**INSTRUCTIONS FOR THE TASK:** Extract each line of the data and write it out again exactly.

**RECORDS SHOWN:**
┄┄┄┄┄┄┄┄┄┄
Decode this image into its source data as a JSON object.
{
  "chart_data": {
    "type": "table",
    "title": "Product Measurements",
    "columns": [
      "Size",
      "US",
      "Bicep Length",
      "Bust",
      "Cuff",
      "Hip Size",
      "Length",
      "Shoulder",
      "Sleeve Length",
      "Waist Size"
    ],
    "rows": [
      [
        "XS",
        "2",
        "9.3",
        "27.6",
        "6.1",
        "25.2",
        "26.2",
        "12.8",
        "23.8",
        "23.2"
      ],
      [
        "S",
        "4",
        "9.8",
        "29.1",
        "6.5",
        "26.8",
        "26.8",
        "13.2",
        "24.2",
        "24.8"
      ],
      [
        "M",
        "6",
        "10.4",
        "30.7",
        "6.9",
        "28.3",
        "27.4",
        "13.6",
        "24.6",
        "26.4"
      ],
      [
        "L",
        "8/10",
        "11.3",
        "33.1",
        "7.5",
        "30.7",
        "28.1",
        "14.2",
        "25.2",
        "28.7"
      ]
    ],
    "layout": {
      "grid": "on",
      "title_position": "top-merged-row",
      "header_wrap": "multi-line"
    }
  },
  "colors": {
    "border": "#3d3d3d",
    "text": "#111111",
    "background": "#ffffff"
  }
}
┄┄┄┄┄┄┄┄┄┄
**PROBLEM SOLUTION:**
Decode this image into its source data as a JSON object.
{
  "chart_data": {
    "type": "table",
    "title": "Product Measurements",
    "columns": [
      "Size",
      "US",
      "Bicep Length",
      "Bust",
      "Cuff",
      "Hip Size",
      "Length",
      "Shoulder",
      "Sleeve Length",
      "Waist Size"
    ],
    "rows": [
      [
        "XS",
        "2",
        "9.3",
        "27.6",
        "6.1",
        "25.2",
        "26.2",
        "12.8",
        "23.8",
        "23.2"
      ],
      [
        "S",
        "4",
        "9.8",
        "29.1",
        "6.5",
        "26.8",
        "26.8",
        "13.2",
        "24.2",
        "24.8"
      ],
      [
        "M",
        "6",
        "10.4",
        "30.7",
        "6.9",
        "28.3",
        "27.4",
        "13.6",
        "24.6",
        "26.4"
      ],
      [
        "L",
        "8/10",
        "11.3",
        "33.1",
        "7.5",
        "30.7",
        "28.1",
        "14.2",
        "25.2",
        "28.7"
      ]
    ],
    "layout": {
      "grid": "on",
      "title_position": "top-merged-row",
      "header_wrap": "multi-line"
    }
  },
  "colors": {
    "border": "#3d3d3d",
    "text": "#111111",
    "background": "#ffffff"
  }
}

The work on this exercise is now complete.